◆ **What is needed**
Please give the data below again in full, exactly as it stands.

◆ **Collection entries**
((
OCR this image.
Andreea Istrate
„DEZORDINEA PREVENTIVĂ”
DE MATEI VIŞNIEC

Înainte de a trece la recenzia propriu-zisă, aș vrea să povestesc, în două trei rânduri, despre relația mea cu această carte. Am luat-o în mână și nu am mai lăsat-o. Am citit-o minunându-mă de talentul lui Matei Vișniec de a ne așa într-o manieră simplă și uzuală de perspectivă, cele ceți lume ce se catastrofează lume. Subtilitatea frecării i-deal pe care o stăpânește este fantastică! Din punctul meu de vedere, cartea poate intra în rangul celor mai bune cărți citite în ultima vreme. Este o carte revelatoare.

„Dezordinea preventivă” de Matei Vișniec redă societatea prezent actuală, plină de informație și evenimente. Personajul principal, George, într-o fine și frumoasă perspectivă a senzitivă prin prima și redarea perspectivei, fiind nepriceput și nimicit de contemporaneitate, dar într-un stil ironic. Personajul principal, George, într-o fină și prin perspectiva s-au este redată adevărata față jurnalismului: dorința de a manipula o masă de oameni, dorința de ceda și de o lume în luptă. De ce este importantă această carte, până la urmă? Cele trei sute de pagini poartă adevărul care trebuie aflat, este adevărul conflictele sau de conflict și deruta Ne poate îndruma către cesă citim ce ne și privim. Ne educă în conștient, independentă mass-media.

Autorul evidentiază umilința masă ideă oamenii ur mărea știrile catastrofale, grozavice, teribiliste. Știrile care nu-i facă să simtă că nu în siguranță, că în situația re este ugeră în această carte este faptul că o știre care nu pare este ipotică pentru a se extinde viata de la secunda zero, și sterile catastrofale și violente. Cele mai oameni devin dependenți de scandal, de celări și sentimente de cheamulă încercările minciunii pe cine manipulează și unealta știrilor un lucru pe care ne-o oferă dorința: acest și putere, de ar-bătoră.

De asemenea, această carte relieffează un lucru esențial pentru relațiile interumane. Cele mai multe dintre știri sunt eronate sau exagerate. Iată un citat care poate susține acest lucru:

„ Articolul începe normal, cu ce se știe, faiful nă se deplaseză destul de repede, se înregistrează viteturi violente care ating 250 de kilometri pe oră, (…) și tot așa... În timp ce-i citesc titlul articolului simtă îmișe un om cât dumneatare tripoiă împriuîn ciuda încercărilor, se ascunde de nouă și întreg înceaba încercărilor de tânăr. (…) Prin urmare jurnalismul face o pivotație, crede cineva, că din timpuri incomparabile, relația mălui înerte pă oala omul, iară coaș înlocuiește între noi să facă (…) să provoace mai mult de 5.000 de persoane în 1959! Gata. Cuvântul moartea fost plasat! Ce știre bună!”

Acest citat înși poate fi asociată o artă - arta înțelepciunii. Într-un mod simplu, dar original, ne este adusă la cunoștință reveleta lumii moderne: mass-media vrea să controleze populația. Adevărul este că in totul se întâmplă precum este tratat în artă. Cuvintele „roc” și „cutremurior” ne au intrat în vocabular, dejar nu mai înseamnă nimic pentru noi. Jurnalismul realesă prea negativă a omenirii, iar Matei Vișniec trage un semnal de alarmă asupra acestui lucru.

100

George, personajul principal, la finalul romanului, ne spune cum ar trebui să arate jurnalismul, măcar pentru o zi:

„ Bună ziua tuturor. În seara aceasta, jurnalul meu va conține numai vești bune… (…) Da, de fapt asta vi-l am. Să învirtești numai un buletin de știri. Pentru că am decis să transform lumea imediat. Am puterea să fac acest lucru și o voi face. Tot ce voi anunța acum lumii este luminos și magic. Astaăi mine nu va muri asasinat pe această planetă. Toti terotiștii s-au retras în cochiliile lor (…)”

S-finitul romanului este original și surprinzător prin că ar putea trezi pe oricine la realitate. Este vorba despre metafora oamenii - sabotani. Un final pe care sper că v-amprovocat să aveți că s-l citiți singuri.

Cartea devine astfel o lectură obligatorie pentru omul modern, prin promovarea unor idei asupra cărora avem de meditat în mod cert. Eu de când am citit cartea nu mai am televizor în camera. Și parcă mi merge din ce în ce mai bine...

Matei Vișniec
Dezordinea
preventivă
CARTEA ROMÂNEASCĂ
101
))
◆ **Exercise response**
OCR this image.
Andreea Istrate
„DEZORDINEA PREVENTIVĂ”
DE MATEI VIŞNIEC

Înainte de a trece la recenzia propriu-zisă, aș vrea să povestesc, în două trei rânduri, despre relația mea cu această carte. Am luat-o în mână și nu am mai lăsat-o. Am citit-o minunându-mă de talentul lui Matei Vișniec de a ne așa într-o manieră simplă și uzuală de perspectivă, cele ceți lume ce se catastrofează lume. Subtilitatea frecării i-deal pe care o stăpânește este fantastică! Din punctul meu de vedere, cartea poate intra în rangul celor mai bune cărți citite în ultima vreme. Este o carte revelatoare.

„Dezordinea preventivă” de Matei Vișniec redă societatea prezent actuală, plină de informație și evenimente. Personajul principal, George, într-o fine și frumoasă perspectivă a senzitivă prin prima și redarea perspectivei, fiind nepriceput și nimicit de contemporaneitate, dar într-un stil ironic. Personajul principal, George, într-o fină și prin perspectiva s-au este redată adevărata față jurnalismului: dorința de a manipula o masă de oameni, dorința de ceda și de o lume în luptă. De ce este importantă această carte, până la urmă? Cele trei sute de pagini poartă adevărul care trebuie aflat, este adevărul conflictele sau de conflict și deruta Ne poate îndruma către cesă citim ce ne și privim. Ne educă în conștient, independentă mass-media.

Autorul evidentiază umilința masă ideă oamenii ur mărea știrile catastrofale, grozavice, teribiliste. Știrile care nu-i facă să simtă că nu în siguranță, că în situația re este ugeră în această carte este faptul că o știre care nu pare este ipotică pentru a se extinde viata de la secunda zero, și sterile catastrofale și violente. Cele mai oameni devin dependenți de scandal, de celări și sentimente de cheamulă încercările minciunii pe cine manipulează și unealta știrilor un lucru pe care ne-o oferă dorința: acest și putere, de ar-bătoră.

De asemenea, această carte relieffează un lucru esențial pentru relațiile interumane. Cele mai multe dintre știri sunt eronate sau exagerate. Iată un citat care poate susține acest lucru:

„ Articolul începe normal, cu ce se știe, faiful nă se deplaseză destul de repede, se înregistrează viteturi violente care ating 250 de kilometri pe oră, (…) și tot așa... În timp ce-i citesc titlul articolului simtă îmișe un om cât dumneatare tripoiă împriuîn ciuda încercărilor, se ascunde de nouă și întreg înceaba încercărilor de tânăr. (…) Prin urmare jurnalismul face o pivotație, crede cineva, că din timpuri incomparabile, relația mălui înerte pă oala omul, iară coaș înlocuiește între noi să facă (…) să provoace mai mult de 5.000 de persoane în 1959! Gata. Cuvântul moartea fost plasat! Ce știre bună!”

Acest citat înși poate fi asociată o artă - arta înțelepciunii. Într-un mod simplu, dar original, ne este adusă la cunoștință reveleta lumii moderne: mass-media vrea să controleze populația. Adevărul este că in totul se întâmplă precum este tratat în artă. Cuvintele „roc” și „cutremurior” ne au intrat în vocabular, dejar nu mai înseamnă nimic pentru noi. Jurnalismul realesă prea negativă a omenirii, iar Matei Vișniec trage un semnal de alarmă asupra acestui lucru.

100

George, personajul principal, la finalul romanului, ne spune cum ar trebui să arate jurnalismul, măcar pentru o zi:

„ Bună ziua tuturor. În seara aceasta, jurnalul meu va conține numai vești bune… (…) Da, de fapt asta vi-l am. Să învirtești numai un buletin de știri. Pentru că am decis să transform lumea imediat. Am puterea să fac acest lucru și o voi face. Tot ce voi anunța acum lumii este luminos și magic. Astaăi mine nu va muri asasinat pe această planetă. Toti terotiștii s-au retras în cochiliile lor (…)”

S-finitul romanului este original și surprinzător prin că ar putea trezi pe oricine la realitate. Este vorba despre metafora oamenii - sabotani. Un final pe care sper că v-amprovocat să aveți că s-l citiți singuri.

Cartea devine astfel o lectură obligatorie pentru omul modern, prin promovarea unor idei asupra cărora avem de meditat în mod cert. Eu de când am citit cartea nu mai am televizor în camera. Și parcă mi merge din ce în ce mai bine...

Matei Vișniec
Dezordinea
preventivă
CARTEA ROMÂNEASCĂ
101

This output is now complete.